- STATED EXERCISE:
Please quote, word for word, the stretch of entries below from the one containing "residue-cell: S [750, 818, 773, 843]" through the one containing "sequence-row: 801 E", both ends included.

- INFORMATION SUPPLIED:
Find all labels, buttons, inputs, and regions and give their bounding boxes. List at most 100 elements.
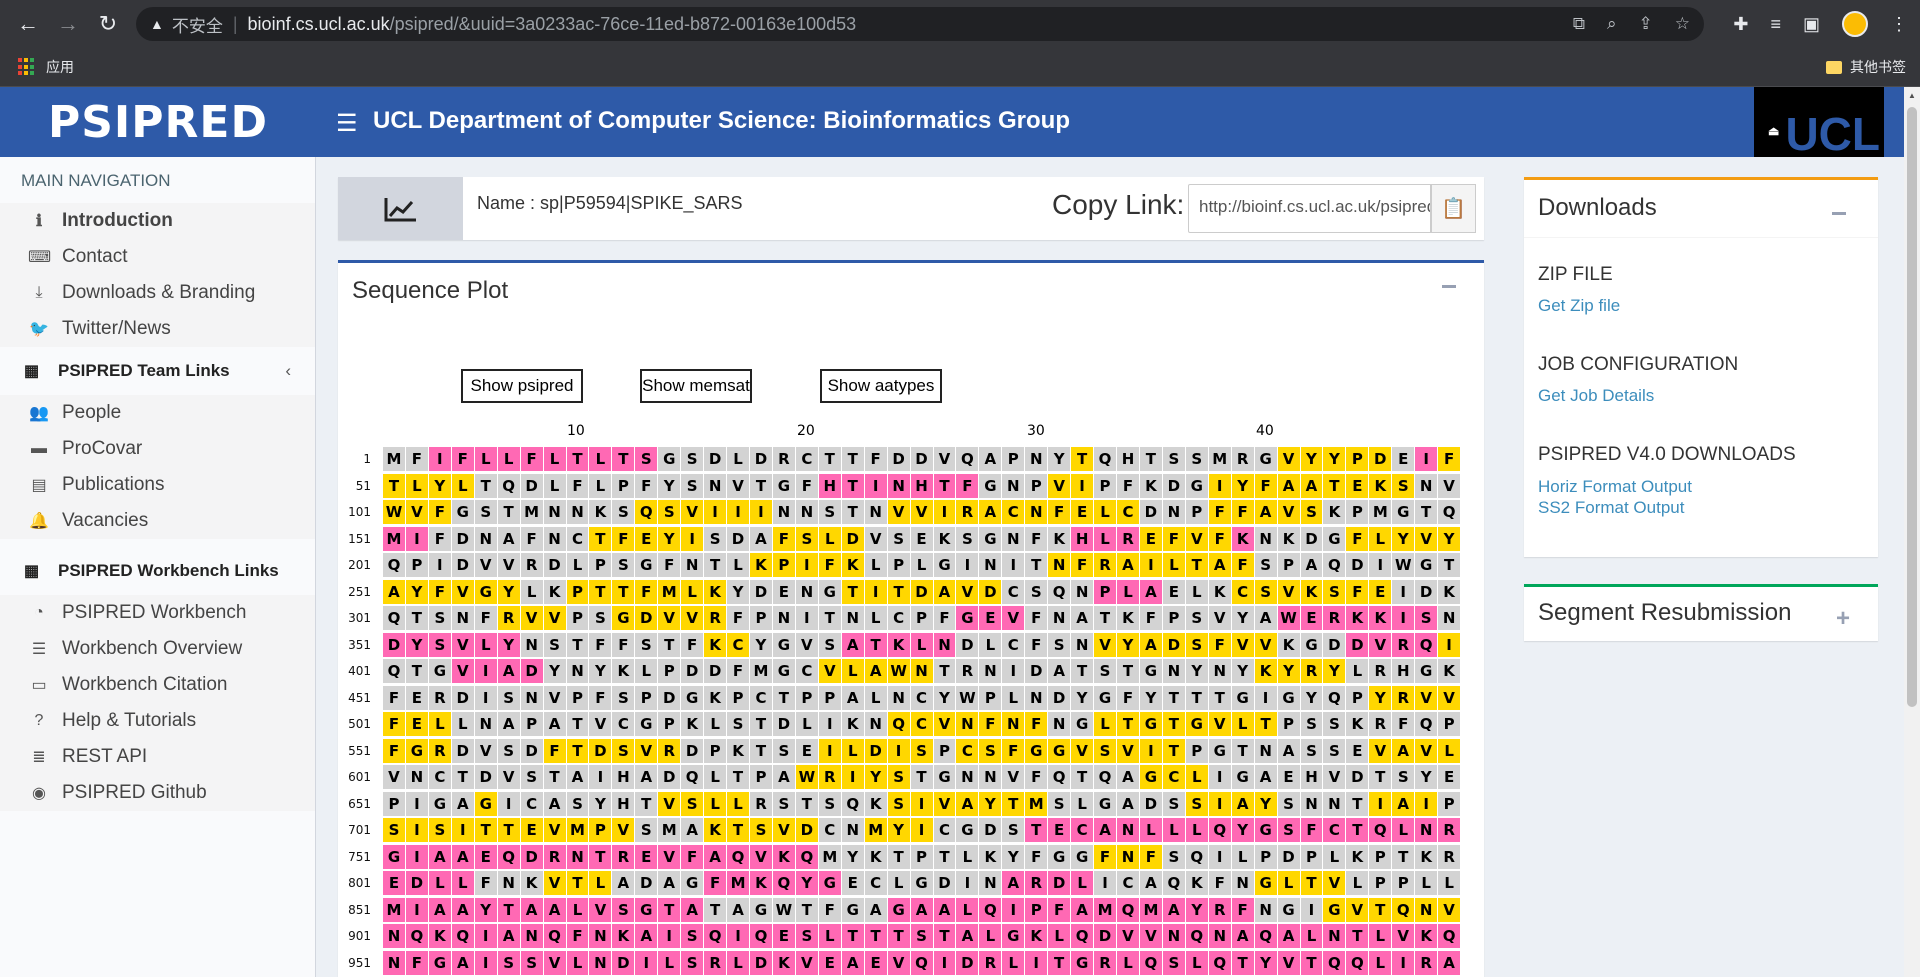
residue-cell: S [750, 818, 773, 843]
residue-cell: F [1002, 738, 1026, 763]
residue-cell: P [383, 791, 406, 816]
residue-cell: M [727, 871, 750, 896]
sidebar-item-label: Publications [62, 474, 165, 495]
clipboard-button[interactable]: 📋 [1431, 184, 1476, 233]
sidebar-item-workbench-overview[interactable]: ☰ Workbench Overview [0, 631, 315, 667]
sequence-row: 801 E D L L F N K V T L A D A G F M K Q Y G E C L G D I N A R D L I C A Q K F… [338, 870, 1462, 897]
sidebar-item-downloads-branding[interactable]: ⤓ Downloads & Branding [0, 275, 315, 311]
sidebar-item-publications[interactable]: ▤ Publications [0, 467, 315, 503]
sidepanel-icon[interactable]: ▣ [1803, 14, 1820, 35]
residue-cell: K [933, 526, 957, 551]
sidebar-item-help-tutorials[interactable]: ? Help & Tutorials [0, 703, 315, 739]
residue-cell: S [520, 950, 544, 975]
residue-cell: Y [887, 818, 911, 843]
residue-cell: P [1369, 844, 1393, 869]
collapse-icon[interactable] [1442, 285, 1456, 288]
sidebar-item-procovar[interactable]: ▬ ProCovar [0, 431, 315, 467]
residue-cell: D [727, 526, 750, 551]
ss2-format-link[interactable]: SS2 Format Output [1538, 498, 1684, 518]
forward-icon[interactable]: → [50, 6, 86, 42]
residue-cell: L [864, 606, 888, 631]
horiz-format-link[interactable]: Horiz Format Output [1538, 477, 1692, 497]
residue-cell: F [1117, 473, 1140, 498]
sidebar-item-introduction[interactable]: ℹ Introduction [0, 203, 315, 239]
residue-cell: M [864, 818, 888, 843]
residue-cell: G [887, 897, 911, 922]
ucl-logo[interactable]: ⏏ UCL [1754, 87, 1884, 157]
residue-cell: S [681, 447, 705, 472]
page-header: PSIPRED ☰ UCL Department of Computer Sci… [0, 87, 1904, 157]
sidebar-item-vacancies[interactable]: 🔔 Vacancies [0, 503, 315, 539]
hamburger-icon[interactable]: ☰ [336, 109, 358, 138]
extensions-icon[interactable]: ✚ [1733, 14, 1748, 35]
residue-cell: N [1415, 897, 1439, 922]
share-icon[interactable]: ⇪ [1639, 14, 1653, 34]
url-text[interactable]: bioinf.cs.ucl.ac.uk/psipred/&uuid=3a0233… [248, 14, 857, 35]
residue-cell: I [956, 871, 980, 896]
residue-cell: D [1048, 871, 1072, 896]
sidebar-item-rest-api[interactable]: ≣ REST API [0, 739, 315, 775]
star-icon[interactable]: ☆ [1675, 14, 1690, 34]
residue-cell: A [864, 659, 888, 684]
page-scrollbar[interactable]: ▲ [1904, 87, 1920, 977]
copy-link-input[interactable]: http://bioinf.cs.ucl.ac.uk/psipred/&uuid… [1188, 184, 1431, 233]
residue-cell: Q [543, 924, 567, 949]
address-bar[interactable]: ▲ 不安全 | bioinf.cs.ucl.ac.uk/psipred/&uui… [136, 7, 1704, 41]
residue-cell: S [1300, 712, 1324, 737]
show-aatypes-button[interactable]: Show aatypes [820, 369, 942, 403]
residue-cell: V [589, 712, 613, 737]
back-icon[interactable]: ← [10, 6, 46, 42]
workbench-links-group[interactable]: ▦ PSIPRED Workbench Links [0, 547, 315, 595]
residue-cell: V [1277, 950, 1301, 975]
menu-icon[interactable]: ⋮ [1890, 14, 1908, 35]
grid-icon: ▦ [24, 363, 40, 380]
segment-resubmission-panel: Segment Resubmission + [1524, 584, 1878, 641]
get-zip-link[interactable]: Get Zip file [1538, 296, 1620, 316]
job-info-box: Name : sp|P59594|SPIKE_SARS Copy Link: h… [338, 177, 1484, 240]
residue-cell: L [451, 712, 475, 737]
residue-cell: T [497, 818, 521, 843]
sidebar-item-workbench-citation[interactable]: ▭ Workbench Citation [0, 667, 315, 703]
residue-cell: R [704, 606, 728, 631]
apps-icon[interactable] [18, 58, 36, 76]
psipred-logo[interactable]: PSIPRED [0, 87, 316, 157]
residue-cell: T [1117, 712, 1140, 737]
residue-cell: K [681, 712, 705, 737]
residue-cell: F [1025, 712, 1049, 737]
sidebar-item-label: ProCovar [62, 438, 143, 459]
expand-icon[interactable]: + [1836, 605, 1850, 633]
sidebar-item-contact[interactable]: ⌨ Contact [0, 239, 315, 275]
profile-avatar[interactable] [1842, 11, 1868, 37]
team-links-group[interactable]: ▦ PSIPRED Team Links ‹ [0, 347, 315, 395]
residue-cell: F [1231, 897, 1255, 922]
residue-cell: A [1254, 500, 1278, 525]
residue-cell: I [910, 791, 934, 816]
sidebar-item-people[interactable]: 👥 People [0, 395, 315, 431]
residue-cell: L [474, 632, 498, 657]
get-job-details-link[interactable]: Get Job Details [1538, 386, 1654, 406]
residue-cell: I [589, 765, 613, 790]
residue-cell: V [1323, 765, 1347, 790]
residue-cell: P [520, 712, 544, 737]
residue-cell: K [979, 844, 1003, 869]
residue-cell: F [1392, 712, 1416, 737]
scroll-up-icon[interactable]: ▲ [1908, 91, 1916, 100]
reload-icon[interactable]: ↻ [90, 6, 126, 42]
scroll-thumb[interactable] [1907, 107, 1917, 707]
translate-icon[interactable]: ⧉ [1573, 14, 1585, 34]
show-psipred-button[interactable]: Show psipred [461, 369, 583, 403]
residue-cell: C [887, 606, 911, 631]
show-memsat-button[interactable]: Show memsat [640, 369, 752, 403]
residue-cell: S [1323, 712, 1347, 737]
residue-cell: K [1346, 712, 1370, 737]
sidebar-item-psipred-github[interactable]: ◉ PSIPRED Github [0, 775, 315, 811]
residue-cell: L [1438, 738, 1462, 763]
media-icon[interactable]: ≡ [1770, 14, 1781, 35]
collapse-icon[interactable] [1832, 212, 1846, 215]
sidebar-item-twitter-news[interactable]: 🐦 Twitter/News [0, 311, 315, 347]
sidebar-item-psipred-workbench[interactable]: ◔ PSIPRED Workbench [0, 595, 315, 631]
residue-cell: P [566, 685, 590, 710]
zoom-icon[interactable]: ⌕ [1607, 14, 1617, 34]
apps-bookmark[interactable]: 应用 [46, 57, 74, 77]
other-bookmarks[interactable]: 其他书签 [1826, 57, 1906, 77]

- SOLUTION FOR THIS TASK:
residue-cell: S [750, 818, 773, 843]
residue-cell: F [1002, 738, 1026, 763]
residue-cell: P [383, 791, 406, 816]
residue-cell: M [727, 871, 750, 896]
sidebar-item-label: Publications [62, 474, 165, 495]
clipboard-button[interactable]: 📋 [1431, 184, 1476, 233]
sidebar-item-workbench-overview[interactable]: ☰ Workbench Overview [0, 631, 315, 667]
sequence-row: 801 E D L L F N K V T L A D A G F M K Q Y G E C L G D I N A R D L I C A Q K F… [338, 870, 1462, 897]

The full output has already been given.